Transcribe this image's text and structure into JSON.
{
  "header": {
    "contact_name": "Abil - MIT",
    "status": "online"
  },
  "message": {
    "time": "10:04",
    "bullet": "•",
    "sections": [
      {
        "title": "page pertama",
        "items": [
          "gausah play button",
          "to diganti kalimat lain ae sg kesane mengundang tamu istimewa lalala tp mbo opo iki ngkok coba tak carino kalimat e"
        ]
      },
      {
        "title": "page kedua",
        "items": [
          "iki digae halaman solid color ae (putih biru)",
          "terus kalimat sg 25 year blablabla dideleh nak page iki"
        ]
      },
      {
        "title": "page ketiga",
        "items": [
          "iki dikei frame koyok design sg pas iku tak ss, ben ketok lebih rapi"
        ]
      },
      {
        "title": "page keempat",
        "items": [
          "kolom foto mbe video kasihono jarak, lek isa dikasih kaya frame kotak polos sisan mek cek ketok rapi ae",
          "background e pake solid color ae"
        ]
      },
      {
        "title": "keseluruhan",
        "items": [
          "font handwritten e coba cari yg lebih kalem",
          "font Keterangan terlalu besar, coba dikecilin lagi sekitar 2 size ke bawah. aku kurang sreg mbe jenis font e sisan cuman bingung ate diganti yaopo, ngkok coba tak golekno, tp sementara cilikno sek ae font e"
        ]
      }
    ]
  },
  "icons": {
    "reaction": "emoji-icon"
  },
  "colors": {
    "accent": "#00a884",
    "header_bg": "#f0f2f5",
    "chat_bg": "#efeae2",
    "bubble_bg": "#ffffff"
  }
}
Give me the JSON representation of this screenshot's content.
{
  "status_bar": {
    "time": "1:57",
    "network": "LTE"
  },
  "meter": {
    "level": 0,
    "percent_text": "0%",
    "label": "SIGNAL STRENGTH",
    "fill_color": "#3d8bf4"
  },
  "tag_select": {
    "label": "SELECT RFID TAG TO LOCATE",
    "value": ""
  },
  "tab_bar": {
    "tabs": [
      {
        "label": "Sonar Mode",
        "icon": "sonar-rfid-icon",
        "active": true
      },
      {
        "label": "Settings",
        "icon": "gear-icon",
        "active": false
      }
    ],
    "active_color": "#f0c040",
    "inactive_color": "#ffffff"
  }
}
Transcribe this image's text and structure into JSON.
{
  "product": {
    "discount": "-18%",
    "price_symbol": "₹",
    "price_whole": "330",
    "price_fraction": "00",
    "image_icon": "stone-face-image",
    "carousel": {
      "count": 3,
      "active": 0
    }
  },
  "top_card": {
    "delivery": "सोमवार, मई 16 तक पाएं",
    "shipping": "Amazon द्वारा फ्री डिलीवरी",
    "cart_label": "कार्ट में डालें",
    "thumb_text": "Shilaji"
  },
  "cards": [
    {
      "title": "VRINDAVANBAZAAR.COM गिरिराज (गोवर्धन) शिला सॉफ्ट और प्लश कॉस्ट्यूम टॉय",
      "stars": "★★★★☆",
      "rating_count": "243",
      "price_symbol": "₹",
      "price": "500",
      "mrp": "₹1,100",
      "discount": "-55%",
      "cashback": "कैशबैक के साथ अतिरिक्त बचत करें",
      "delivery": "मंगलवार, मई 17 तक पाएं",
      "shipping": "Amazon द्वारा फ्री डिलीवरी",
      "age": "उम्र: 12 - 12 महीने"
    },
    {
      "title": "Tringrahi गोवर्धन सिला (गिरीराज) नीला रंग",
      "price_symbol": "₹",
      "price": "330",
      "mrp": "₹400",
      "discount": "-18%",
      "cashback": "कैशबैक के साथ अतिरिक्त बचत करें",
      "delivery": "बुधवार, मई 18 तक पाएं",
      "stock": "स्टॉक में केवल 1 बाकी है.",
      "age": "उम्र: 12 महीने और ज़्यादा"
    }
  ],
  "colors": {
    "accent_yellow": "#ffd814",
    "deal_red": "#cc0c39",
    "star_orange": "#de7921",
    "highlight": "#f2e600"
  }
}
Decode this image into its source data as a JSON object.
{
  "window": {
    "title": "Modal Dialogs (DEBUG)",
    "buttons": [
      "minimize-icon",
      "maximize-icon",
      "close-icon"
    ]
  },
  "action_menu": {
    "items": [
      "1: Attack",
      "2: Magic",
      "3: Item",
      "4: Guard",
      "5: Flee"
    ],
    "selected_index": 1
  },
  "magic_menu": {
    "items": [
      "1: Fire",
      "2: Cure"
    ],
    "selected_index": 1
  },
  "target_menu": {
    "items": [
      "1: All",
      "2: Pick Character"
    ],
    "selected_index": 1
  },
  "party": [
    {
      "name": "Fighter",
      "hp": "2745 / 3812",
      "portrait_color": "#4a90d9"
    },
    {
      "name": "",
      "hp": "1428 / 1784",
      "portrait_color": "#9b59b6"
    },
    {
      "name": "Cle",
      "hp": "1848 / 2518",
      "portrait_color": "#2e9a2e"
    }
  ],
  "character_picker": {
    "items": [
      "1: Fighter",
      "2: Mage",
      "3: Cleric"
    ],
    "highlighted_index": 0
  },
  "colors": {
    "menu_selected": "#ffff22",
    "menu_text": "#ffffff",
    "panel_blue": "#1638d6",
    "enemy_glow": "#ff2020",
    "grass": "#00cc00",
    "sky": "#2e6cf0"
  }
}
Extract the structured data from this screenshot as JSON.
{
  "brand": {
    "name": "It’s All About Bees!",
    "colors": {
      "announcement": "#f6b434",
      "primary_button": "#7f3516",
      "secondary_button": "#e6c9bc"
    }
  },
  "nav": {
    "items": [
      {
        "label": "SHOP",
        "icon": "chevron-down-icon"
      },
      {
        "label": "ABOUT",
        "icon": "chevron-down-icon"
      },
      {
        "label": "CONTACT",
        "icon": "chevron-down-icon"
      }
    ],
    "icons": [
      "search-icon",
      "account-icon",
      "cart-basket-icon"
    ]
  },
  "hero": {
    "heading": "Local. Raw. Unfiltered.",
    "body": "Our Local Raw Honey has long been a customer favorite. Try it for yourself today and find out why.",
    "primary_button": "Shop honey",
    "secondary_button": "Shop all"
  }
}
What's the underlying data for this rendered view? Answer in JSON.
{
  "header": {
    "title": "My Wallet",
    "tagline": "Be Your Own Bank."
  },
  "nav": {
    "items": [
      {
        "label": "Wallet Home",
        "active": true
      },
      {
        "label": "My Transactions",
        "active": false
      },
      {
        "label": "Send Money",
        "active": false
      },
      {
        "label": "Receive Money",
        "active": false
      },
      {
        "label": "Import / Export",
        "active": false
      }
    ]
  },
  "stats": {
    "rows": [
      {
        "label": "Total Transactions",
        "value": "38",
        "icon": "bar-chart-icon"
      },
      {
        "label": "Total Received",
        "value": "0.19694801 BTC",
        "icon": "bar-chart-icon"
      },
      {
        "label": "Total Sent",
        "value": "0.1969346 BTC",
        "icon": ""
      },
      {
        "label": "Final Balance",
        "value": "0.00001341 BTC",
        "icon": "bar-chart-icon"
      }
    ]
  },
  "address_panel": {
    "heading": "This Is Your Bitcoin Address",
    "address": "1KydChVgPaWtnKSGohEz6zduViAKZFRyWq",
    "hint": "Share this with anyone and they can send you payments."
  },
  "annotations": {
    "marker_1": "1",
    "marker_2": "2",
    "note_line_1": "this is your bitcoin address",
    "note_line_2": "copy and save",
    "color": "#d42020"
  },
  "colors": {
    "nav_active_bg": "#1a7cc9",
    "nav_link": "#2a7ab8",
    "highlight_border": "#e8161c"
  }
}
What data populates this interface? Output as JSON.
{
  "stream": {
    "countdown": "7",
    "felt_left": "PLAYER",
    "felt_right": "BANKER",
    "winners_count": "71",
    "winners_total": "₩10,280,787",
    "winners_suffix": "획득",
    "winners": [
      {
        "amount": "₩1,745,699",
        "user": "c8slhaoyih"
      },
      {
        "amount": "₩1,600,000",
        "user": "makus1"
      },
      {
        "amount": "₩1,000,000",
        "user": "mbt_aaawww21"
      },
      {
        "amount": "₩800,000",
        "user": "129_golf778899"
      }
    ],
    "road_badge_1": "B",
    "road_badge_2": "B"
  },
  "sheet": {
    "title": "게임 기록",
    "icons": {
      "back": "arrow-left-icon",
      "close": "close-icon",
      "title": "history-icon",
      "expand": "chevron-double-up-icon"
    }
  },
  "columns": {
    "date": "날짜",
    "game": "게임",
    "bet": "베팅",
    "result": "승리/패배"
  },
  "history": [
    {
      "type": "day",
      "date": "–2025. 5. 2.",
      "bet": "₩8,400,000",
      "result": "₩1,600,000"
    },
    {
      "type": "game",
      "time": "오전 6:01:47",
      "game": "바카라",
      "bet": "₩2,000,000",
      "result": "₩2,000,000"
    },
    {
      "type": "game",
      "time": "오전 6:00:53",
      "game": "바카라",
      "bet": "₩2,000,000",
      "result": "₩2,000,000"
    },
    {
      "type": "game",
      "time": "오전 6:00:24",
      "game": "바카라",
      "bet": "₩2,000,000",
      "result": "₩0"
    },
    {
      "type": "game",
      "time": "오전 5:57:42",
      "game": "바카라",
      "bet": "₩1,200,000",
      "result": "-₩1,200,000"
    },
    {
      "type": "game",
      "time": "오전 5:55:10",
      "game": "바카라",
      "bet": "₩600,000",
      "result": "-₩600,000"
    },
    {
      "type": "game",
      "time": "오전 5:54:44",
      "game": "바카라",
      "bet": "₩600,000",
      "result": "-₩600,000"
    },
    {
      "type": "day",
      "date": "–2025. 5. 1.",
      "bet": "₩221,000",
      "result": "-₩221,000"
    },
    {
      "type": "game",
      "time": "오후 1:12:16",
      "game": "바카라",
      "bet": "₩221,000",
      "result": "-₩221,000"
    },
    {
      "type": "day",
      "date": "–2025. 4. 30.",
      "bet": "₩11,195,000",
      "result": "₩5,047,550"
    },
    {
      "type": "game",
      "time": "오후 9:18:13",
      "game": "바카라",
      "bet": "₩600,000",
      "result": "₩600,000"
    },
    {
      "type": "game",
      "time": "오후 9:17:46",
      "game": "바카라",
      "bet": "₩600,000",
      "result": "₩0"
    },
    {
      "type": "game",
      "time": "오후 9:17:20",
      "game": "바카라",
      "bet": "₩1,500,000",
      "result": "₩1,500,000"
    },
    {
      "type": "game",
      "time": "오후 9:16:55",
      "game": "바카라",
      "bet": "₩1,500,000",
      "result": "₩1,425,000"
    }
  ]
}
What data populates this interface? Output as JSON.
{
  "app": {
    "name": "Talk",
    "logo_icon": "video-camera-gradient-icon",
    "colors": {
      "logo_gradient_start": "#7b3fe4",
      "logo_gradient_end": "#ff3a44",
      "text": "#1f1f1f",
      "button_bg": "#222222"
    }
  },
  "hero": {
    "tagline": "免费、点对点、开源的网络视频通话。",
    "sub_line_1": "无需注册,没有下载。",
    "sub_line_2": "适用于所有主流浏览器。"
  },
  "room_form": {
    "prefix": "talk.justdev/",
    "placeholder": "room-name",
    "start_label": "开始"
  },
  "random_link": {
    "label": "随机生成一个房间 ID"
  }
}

--------------------------------------------------

**The request:**
Copy out each line of the data where the string "discount" appears.

**Complete answer:**
    "discount": "-18%",
      "discount": "-55%",
      "discount": "-18%",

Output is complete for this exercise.